Aim 1 -
Answer each question from the toner resin text:
(a) Which compound is named as the main polyvalent alcohol component for producing the polyester resin?
(b) What is the preferred vinyl resin content of the second resin?
(c) What effects are stated for a vinyl resin content below 5 wt %?
Aim 2 - Copy verbatim the lines of the listing from the line containing "block-icon[interactable] — [440, 54, 452, 66]" to the line containing "reverse-direction-icon[interactable] — [231, 75, 245, 89]", both included.

Source -
Polyester resin produced by condensation polymerization of the aforesaid polyvalent alcohol component and polyvalent carboxylic acid component may be used as the second resin. For example, a polyester resin may be produced using bisphenol-A alkylene oxide as a main polyvalent alcohol component, at least one polyvalent carboxylic acid monomer selected from the group consisting of terephthalic acid, fumaric acid, dodecenylsuccinic acid, benzenetricarboxylic acid as a main polyvalent carboxylic acid component.

From the perspectives of improving wax dispersibility, toner strength, fixing characteristics, and anti-offset characteristics is desirable that the second resin should be the resin obtained by parallel reactions in the same vessel comprising the radical polymerization reaction of vinyl resin and the condensation polymerization reaction of a polyester resin using the raw monomer of polyester resin, the raw monomer of vinyl resin and the dual-reactive monomer. The vinyl resin content of the second resin is desirably 5 to 40 percent-by-weight, and preferably 10 to 35 percent-by-weight (hereinafter percent-by-weight is abbreviated to wt %), and the polyester resin content is desirably 60 to 95 wt %, and preferably 65 to 90 wt %. When the vinyl resin content is less that 5 wt %, polyethylene wax dispersibility is reduced, and toner fixing strength is reduced. When the vinyl resin content exceeds 40 wt %, polypropylene wax dispersibility is reduced, and anti-offset characteristics and toner strength are reduced, and lead to low negative charge level in the toner.

Dataset records -
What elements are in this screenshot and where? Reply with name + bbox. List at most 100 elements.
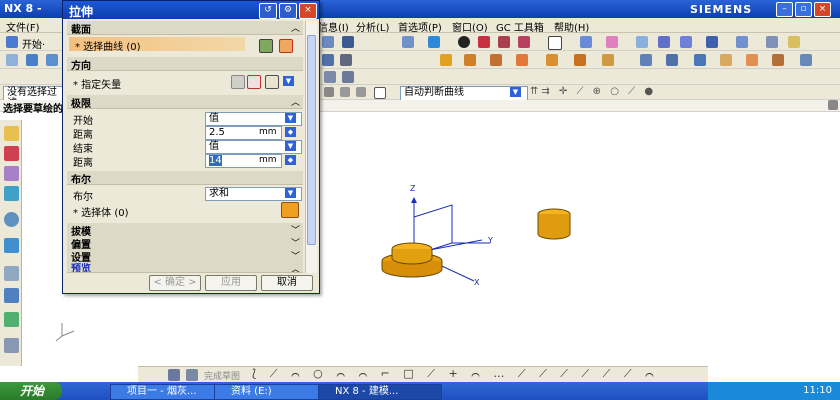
block-icon[interactable] — [440, 54, 452, 66]
vector-dropdown-button[interactable]: ▼ — [283, 76, 294, 86]
select-curve-row[interactable]: * 选择曲线 (0) — [69, 37, 245, 53]
sketch-icon[interactable] — [6, 54, 18, 66]
chevron-down-icon[interactable]: ▼ — [285, 113, 296, 123]
curve-icon-button[interactable] — [279, 39, 293, 53]
dialog-scrollbar[interactable] — [305, 21, 317, 273]
boolean-header[interactable]: 布尔 — [67, 171, 303, 186]
task-nx[interactable]: NX 8 - 建模... — [318, 384, 442, 400]
surface-icon[interactable] — [640, 54, 652, 66]
finish-sketch-icon[interactable] — [168, 369, 180, 381]
reverse-direction-icon[interactable] — [231, 75, 245, 89]
chevron-down-icon[interactable]: ▼ — [510, 87, 521, 97]
scroll-thumb[interactable] — [307, 35, 316, 245]
snap-toolbar[interactable]: ⇈⇉ ✛ ⟋ ⊕ ○ ⟋ ● — [530, 86, 656, 97]
wireframe-icon[interactable] — [498, 36, 510, 48]
menu-info[interactable]: 信息(I) — [318, 19, 349, 34]
section-icon[interactable] — [518, 36, 530, 48]
close-app-button[interactable]: × — [814, 2, 831, 17]
reset-icon[interactable]: ↺ — [259, 3, 277, 19]
sketch-option-icon[interactable] — [324, 71, 336, 83]
preview-header[interactable]: 预览 ︿ — [67, 262, 303, 273]
blend-icon[interactable] — [720, 54, 732, 66]
menu-help[interactable]: 帮助(H) — [554, 19, 589, 34]
section-header[interactable]: 截面 ︿ — [67, 21, 303, 36]
constraint-icon[interactable] — [342, 71, 354, 83]
settings-header[interactable]: 设置 ﹀ — [67, 249, 303, 264]
pattern-icon[interactable] — [340, 54, 352, 66]
select-body-icon[interactable] — [281, 202, 299, 218]
finish-sketch-label[interactable]: 完成草图 — [204, 369, 240, 382]
start-icon[interactable] — [6, 36, 18, 48]
start-distance-menu-icon[interactable]: ◆ — [285, 127, 296, 137]
sketch-name-icon[interactable] — [186, 369, 198, 381]
menu-analysis[interactable]: 分析(L) — [356, 19, 389, 34]
curve-icon[interactable] — [736, 36, 748, 48]
clock-icon[interactable] — [4, 266, 19, 281]
extrude-icon[interactable] — [26, 54, 38, 66]
shaded-icon[interactable] — [478, 36, 490, 48]
pocket-icon[interactable] — [602, 54, 614, 66]
revolve-icon[interactable] — [46, 54, 58, 66]
direction-header[interactable]: 方向 — [67, 57, 303, 72]
mesh-icon[interactable] — [666, 54, 678, 66]
cylinder-icon[interactable] — [464, 54, 476, 66]
cone-icon[interactable] — [490, 54, 502, 66]
end-distance-menu-icon[interactable]: ◆ — [285, 155, 296, 165]
hole-icon[interactable] — [546, 54, 558, 66]
settings-icon[interactable]: ⚙ — [279, 3, 297, 19]
small-cylinder-side[interactable] — [537, 214, 571, 240]
system-icon[interactable] — [4, 338, 19, 353]
chamfer-icon[interactable] — [746, 54, 758, 66]
edit-icon[interactable] — [788, 36, 800, 48]
sphere-icon[interactable] — [516, 54, 528, 66]
cylinder-boss-side[interactable] — [391, 249, 433, 265]
render-icon[interactable] — [458, 36, 470, 48]
draft-header[interactable]: 拔模 ﹀ — [67, 223, 303, 238]
dialog-close-button[interactable]: × — [299, 3, 317, 19]
sketch-section-icon[interactable] — [259, 39, 273, 53]
web-browser-icon[interactable] — [4, 238, 19, 253]
role-icon[interactable] — [4, 312, 19, 327]
constraint-navigator-icon[interactable] — [4, 146, 19, 161]
rotate-icon[interactable] — [340, 87, 350, 97]
mirror-icon[interactable] — [800, 54, 812, 66]
menu-window[interactable]: 窗口(O) — [452, 19, 488, 34]
tool-icon[interactable] — [322, 36, 334, 48]
minimize-button[interactable]: – — [776, 2, 793, 17]
reuse-library-icon[interactable] — [4, 186, 19, 201]
orient-icon[interactable] — [580, 36, 592, 48]
task-folder[interactable]: 资料 (E:) — [214, 384, 324, 400]
sketch-curve-tools[interactable]: ⟅ ⟋ ⌒ ○ ⌒ ⌒ ⌐ □ ⟋ + ⌒ … ⟋ ⟋ ⟋ ⟋ ⟋ ⟋ ⌒ — [252, 367, 659, 381]
boss-icon[interactable] — [574, 54, 586, 66]
frame-icon[interactable] — [374, 87, 386, 99]
vector-dialog-icon[interactable] — [247, 75, 261, 89]
trim-icon[interactable] — [694, 54, 706, 66]
feature-icon[interactable] — [322, 54, 334, 66]
menu-preferences[interactable]: 首选项(P) — [398, 19, 442, 34]
box-icon[interactable] — [548, 36, 562, 50]
list-icon[interactable] — [766, 36, 778, 48]
history-icon[interactable] — [4, 212, 19, 227]
cube-icon[interactable] — [428, 36, 440, 48]
filter-dropdown[interactable]: 没有选择过滤 — [3, 86, 66, 109]
start-button[interactable]: 开始 — [0, 382, 62, 400]
ok-button[interactable]: < 确定 > — [149, 275, 201, 291]
layer-icon[interactable] — [606, 36, 618, 48]
grid-icon[interactable] — [636, 36, 648, 48]
zoom-icon[interactable] — [356, 87, 366, 97]
assembly-navigator-icon[interactable] — [4, 126, 19, 141]
move-icon[interactable] — [324, 87, 334, 97]
measure-icon[interactable] — [658, 36, 670, 48]
cancel-button[interactable]: 取消 — [261, 275, 313, 291]
part-navigator-icon[interactable] — [4, 166, 19, 181]
limits-header[interactable]: 极限 ︿ — [67, 95, 303, 110]
palette-icon[interactable] — [4, 288, 19, 303]
restore-button[interactable]: ▫ — [795, 2, 812, 17]
select-icon[interactable] — [342, 36, 354, 48]
view-icon[interactable] — [402, 36, 414, 48]
task-project[interactable]: 项目一 - 烟灰... — [110, 384, 220, 400]
curve-rule-dropdown[interactable]: 自动判断曲线 — [400, 86, 528, 101]
shell-icon[interactable] — [772, 54, 784, 66]
menu-file[interactable]: 文件(F) — [6, 19, 40, 34]
menu-gc-toolbox[interactable]: GC 工具箱 — [496, 19, 544, 34]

Full answer 1 -
(a) Bisphenol-A alkylene oxide.
(b) 10 to 35 wt %.
(c) Polyethylene wax dispersibility is reduced, and toner fixing strength is reduced.

Full answer 2 -
block-icon[interactable] — [440, 54, 452, 66]
vector-dropdown-button[interactable]: ▼ — [283, 76, 294, 86]
select-curve-row[interactable]: * 选择曲线 (0) — [69, 37, 245, 53]
sketch-icon[interactable] — [6, 54, 18, 66]
chevron-down-icon[interactable]: ▼ — [285, 113, 296, 123]
curve-icon-button[interactable] — [279, 39, 293, 53]
dialog-scrollbar[interactable] — [305, 21, 317, 273]
boolean-header[interactable]: 布尔 — [67, 171, 303, 186]
task-nx[interactable]: NX 8 - 建模... — [318, 384, 442, 400]
surface-icon[interactable] — [640, 54, 652, 66]
finish-sketch-icon[interactable] — [168, 369, 180, 381]
reverse-direction-icon[interactable] — [231, 75, 245, 89]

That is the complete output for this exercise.